- Records for the exercise
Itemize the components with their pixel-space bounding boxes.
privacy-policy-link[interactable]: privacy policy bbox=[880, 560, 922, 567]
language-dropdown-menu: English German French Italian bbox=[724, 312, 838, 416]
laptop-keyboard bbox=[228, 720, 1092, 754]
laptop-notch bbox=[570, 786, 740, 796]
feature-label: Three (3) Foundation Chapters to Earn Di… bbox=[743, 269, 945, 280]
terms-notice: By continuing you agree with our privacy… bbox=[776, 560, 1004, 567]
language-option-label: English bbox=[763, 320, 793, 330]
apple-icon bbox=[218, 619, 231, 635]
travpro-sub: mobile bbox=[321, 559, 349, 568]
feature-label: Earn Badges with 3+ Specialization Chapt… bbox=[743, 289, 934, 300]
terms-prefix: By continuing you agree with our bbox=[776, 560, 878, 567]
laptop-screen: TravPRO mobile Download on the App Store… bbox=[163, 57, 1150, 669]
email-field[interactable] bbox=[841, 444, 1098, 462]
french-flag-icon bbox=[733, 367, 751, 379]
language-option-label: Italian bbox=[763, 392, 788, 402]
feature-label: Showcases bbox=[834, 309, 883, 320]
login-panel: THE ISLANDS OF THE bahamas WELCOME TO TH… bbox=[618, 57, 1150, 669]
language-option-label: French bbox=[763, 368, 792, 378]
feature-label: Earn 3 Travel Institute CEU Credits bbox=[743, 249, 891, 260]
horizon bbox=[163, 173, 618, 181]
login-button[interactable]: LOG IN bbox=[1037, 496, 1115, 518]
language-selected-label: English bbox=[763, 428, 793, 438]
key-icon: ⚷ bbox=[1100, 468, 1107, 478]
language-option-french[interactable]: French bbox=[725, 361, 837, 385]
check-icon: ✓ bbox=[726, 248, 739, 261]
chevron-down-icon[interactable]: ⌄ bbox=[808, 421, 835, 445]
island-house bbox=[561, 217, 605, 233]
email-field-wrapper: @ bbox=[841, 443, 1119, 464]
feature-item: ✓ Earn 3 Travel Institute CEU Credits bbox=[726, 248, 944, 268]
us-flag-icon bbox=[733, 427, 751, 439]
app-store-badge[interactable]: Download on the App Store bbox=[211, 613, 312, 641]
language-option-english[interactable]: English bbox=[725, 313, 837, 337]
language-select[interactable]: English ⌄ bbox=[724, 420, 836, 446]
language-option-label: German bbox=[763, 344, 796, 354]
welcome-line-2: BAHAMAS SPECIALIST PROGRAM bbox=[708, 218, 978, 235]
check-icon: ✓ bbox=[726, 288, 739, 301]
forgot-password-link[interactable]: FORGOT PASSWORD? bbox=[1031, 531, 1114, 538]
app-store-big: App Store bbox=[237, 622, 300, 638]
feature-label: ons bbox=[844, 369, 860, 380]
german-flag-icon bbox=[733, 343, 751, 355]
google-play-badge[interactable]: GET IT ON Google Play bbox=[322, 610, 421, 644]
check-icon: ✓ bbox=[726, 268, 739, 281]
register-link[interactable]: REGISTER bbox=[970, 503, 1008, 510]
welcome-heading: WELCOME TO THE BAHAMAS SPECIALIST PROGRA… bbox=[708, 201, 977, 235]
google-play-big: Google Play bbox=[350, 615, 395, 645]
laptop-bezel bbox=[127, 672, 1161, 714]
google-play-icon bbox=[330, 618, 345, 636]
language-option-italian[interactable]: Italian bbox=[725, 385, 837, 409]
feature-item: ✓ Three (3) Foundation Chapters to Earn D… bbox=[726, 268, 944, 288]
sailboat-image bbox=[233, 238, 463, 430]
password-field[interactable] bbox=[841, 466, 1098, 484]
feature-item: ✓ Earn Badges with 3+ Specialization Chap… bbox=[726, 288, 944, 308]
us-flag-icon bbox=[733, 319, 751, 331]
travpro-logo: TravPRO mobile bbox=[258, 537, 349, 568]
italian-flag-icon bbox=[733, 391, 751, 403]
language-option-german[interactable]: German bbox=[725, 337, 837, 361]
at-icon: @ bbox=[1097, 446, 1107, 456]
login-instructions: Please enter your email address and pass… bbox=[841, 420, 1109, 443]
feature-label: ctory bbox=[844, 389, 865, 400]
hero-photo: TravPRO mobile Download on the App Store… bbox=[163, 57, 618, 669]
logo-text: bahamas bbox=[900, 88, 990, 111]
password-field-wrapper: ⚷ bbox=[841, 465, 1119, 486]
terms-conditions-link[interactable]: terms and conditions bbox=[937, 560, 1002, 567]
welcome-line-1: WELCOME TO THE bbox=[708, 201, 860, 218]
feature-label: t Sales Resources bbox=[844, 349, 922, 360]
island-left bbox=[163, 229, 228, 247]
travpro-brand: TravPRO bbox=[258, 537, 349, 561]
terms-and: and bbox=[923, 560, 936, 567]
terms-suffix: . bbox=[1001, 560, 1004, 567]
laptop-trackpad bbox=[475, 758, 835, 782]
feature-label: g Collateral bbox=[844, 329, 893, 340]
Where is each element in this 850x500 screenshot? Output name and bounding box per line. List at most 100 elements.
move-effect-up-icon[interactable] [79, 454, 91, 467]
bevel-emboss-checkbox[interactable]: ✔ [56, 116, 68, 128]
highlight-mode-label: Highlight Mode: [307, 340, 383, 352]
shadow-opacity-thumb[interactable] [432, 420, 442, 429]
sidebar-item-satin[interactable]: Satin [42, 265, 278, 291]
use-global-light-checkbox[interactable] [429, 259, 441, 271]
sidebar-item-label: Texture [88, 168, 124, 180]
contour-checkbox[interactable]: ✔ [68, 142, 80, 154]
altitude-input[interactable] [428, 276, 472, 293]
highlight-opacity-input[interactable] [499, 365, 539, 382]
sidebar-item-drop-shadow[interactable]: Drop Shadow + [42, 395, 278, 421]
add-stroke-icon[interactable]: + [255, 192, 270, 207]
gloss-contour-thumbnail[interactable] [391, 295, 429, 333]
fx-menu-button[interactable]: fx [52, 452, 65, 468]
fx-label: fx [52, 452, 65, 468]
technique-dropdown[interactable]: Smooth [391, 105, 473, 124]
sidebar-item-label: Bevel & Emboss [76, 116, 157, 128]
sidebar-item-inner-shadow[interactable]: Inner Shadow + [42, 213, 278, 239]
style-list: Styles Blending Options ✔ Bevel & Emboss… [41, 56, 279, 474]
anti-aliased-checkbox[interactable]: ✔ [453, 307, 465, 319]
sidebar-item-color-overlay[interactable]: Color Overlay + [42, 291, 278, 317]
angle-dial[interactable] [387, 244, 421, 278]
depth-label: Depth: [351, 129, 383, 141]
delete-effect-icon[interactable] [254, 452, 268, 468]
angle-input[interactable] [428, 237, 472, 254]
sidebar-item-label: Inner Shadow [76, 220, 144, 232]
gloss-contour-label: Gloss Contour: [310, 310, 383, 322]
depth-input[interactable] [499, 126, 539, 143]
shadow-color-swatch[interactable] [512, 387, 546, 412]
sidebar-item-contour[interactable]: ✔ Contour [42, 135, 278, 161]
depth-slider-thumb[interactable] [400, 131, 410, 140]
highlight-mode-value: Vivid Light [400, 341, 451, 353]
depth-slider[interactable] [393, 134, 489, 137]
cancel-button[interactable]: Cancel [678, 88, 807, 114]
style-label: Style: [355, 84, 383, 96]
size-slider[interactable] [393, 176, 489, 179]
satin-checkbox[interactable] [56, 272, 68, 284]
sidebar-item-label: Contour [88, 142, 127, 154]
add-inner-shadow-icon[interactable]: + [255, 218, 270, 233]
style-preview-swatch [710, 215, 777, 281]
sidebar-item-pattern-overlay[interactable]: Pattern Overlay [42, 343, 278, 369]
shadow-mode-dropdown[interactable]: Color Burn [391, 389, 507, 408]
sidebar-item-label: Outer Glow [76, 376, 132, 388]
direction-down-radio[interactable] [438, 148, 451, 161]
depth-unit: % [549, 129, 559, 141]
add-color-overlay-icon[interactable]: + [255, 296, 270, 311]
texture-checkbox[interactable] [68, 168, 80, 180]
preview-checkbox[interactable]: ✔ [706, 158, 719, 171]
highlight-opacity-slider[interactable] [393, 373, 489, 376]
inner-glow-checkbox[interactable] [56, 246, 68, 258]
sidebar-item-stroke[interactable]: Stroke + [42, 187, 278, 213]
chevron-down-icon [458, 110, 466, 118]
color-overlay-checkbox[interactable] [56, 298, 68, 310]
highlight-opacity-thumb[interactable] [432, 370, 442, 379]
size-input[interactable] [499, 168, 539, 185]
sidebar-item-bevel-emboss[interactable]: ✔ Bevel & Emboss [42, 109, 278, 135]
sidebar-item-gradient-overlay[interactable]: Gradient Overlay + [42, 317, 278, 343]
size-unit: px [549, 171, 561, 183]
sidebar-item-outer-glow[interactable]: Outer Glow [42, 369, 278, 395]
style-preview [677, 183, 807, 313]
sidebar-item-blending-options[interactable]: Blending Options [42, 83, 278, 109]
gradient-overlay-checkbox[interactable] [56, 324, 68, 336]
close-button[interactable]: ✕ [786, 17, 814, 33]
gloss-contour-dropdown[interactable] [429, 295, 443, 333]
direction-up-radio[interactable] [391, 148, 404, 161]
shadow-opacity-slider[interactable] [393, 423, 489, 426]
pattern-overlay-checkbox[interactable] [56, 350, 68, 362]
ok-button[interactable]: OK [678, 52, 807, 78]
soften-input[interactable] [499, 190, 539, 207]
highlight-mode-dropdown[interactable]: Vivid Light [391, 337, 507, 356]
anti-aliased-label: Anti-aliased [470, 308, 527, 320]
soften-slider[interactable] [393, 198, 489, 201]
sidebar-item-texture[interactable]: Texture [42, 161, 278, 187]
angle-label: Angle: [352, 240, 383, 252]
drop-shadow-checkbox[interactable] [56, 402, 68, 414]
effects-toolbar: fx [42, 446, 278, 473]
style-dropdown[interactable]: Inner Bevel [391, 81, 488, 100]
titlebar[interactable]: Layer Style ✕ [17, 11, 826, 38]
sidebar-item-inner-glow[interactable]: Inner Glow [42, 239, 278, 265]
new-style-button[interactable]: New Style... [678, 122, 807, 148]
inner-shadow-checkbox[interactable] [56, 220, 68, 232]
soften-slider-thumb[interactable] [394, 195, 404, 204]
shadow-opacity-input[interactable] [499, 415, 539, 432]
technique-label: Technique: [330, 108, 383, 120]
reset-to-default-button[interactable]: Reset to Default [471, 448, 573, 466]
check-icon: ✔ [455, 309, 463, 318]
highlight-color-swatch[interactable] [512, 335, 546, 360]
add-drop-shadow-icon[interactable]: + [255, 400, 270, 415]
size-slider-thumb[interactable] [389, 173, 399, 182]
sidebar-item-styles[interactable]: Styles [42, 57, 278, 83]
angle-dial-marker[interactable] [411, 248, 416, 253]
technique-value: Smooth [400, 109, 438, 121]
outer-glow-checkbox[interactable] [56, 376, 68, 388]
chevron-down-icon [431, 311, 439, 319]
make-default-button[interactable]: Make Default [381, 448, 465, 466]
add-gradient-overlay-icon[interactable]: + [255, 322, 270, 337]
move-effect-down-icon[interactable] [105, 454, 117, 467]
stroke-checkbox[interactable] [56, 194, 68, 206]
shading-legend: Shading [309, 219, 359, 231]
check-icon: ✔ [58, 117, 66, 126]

- Your goal
Quote everything from the very start of the material down through the line that contains "language-option-label: English bbox=[763, 320, 793, 330]", including that line.

- Task output
Itemize the components with their pixel-space bounding boxes.
privacy-policy-link[interactable]: privacy policy bbox=[880, 560, 922, 567]
language-dropdown-menu: English German French Italian bbox=[724, 312, 838, 416]
laptop-keyboard bbox=[228, 720, 1092, 754]
laptop-notch bbox=[570, 786, 740, 796]
feature-label: Three (3) Foundation Chapters to Earn Di… bbox=[743, 269, 945, 280]
terms-notice: By continuing you agree with our privacy… bbox=[776, 560, 1004, 567]
language-option-label: English bbox=[763, 320, 793, 330]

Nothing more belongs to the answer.